WHAT YOU SHOULD DO = In the listing that follows, count each line where the word "exponential" appears; write nothing but the count.

******************************

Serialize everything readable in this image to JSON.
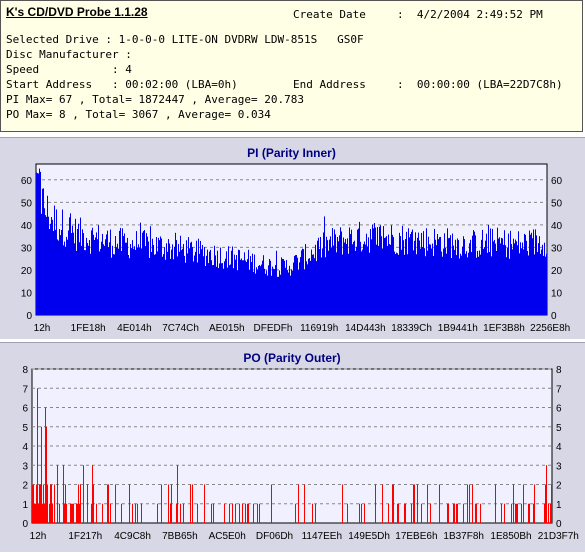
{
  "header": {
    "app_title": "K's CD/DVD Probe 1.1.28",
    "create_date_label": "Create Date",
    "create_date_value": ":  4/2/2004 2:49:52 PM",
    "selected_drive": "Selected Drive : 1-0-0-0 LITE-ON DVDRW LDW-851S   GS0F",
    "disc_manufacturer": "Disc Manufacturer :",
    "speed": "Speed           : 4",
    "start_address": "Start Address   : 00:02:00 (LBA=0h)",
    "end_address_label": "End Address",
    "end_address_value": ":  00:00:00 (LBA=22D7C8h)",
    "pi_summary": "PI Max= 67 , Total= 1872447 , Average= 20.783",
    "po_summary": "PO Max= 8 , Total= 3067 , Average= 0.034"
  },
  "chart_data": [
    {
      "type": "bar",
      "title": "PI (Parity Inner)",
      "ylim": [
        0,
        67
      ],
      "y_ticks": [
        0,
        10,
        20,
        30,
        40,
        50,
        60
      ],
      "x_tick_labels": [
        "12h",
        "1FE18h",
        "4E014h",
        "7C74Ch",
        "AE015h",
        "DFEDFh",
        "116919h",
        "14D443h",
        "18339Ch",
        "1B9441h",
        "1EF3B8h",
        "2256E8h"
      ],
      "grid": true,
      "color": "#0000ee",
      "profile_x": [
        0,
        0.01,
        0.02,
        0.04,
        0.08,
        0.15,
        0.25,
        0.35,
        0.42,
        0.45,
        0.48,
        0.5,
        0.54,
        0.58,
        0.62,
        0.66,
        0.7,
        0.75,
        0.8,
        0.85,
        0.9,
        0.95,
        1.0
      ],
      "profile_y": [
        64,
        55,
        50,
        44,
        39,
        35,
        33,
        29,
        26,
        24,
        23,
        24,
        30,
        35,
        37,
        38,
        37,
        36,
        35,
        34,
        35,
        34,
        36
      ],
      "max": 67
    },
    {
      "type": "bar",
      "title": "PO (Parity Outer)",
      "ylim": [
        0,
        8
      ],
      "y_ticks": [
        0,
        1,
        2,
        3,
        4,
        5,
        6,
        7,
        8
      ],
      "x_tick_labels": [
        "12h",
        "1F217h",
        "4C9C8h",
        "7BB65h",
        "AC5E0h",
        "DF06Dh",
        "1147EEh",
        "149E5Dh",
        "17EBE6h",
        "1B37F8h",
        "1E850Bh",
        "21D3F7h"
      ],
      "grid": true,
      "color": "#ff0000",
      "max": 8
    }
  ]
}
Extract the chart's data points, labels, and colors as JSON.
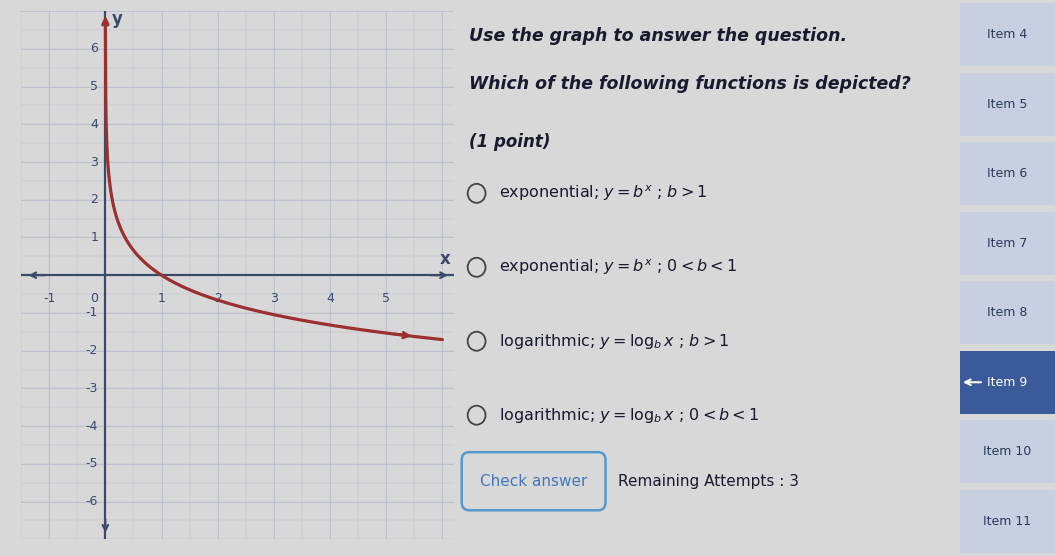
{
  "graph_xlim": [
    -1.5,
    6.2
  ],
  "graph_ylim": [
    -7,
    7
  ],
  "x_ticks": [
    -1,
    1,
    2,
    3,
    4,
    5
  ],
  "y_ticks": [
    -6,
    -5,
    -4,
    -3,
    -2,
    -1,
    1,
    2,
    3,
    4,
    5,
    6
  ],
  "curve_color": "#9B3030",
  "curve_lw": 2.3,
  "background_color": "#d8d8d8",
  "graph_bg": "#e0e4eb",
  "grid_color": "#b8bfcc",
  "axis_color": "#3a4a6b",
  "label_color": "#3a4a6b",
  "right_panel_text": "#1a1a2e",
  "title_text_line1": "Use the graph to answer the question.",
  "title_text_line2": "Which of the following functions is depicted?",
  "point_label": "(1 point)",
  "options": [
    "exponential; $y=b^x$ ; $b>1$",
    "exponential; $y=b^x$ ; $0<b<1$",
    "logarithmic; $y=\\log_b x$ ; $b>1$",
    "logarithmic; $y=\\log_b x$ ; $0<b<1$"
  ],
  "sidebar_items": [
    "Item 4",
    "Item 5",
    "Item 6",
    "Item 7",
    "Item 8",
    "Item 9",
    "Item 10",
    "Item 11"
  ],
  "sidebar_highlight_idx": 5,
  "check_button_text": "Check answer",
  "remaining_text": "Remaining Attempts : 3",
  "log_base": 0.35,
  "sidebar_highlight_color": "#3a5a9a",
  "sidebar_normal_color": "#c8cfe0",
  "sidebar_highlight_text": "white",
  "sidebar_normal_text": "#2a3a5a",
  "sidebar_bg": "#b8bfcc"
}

******************************

RESPONSE = 2